## Start

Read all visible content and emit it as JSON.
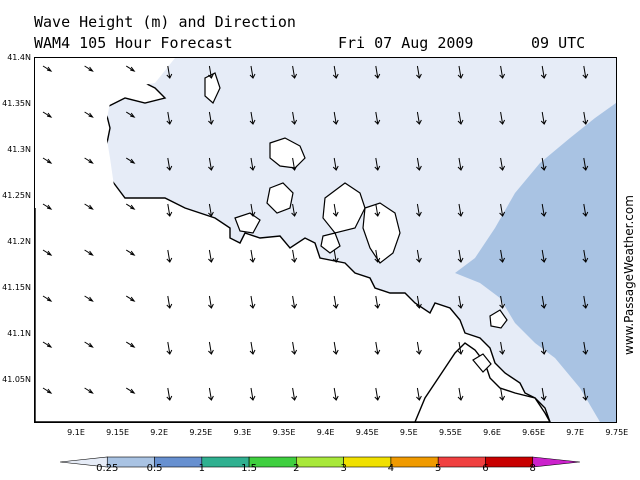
{
  "title_line1": "Wave Height (m) and Direction",
  "title_line2": "WAM4 105 Hour Forecast",
  "date": "Fri 07 Aug 2009",
  "time": "09 UTC",
  "credit": "www.PassageWeather.com",
  "lat_labels": [
    "41.4N",
    "41.35N",
    "41.3N",
    "41.25N",
    "41.2N",
    "41.15N",
    "41.1N",
    "41.05N"
  ],
  "lon_labels": [
    "9.1E",
    "9.15E",
    "9.2E",
    "9.25E",
    "9.3E",
    "9.35E",
    "9.4E",
    "9.45E",
    "9.5E",
    "9.55E",
    "9.6E",
    "9.65E",
    "9.7E",
    "9.75E"
  ],
  "legend": {
    "labels": [
      "0.25",
      "0.5",
      "1",
      "1.5",
      "2",
      "3",
      "4",
      "5",
      "6",
      "8"
    ],
    "colors": [
      "#e6ecf7",
      "#a9c3e3",
      "#6790d0",
      "#2fb090",
      "#3fcf3f",
      "#a8e83a",
      "#f0e000",
      "#f09a00",
      "#f04040",
      "#c80000",
      "#cc22cc"
    ]
  },
  "colors": {
    "sea_low": "#e6ecf7",
    "sea_mid": "#a9c3e3",
    "land": "#ffffff",
    "coast": "#000000"
  }
}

## End

§ **BRIEF**:
Transcribe the records above exactly, omitting every picture they contain.

§ **OUTPUT**:
Read all visible content and emit it as JSON.
{
  "title_line1": "Wave Height (m) and Direction",
  "title_line2": "WAM4 105 Hour Forecast",
  "date": "Fri 07 Aug 2009",
  "time": "09 UTC",
  "credit": "www.PassageWeather.com",
  "lat_labels": [
    "41.4N",
    "41.35N",
    "41.3N",
    "41.25N",
    "41.2N",
    "41.15N",
    "41.1N",
    "41.05N"
  ],
  "lon_labels": [
    "9.1E",
    "9.15E",
    "9.2E",
    "9.25E",
    "9.3E",
    "9.35E",
    "9.4E",
    "9.45E",
    "9.5E",
    "9.55E",
    "9.6E",
    "9.65E",
    "9.7E",
    "9.75E"
  ],
  "legend": {
    "labels": [
      "0.25",
      "0.5",
      "1",
      "1.5",
      "2",
      "3",
      "4",
      "5",
      "6",
      "8"
    ],
    "colors": [
      "#e6ecf7",
      "#a9c3e3",
      "#6790d0",
      "#2fb090",
      "#3fcf3f",
      "#a8e83a",
      "#f0e000",
      "#f09a00",
      "#f04040",
      "#c80000",
      "#cc22cc"
    ]
  },
  "colors": {
    "sea_low": "#e6ecf7",
    "sea_mid": "#a9c3e3",
    "land": "#ffffff",
    "coast": "#000000"
  }
}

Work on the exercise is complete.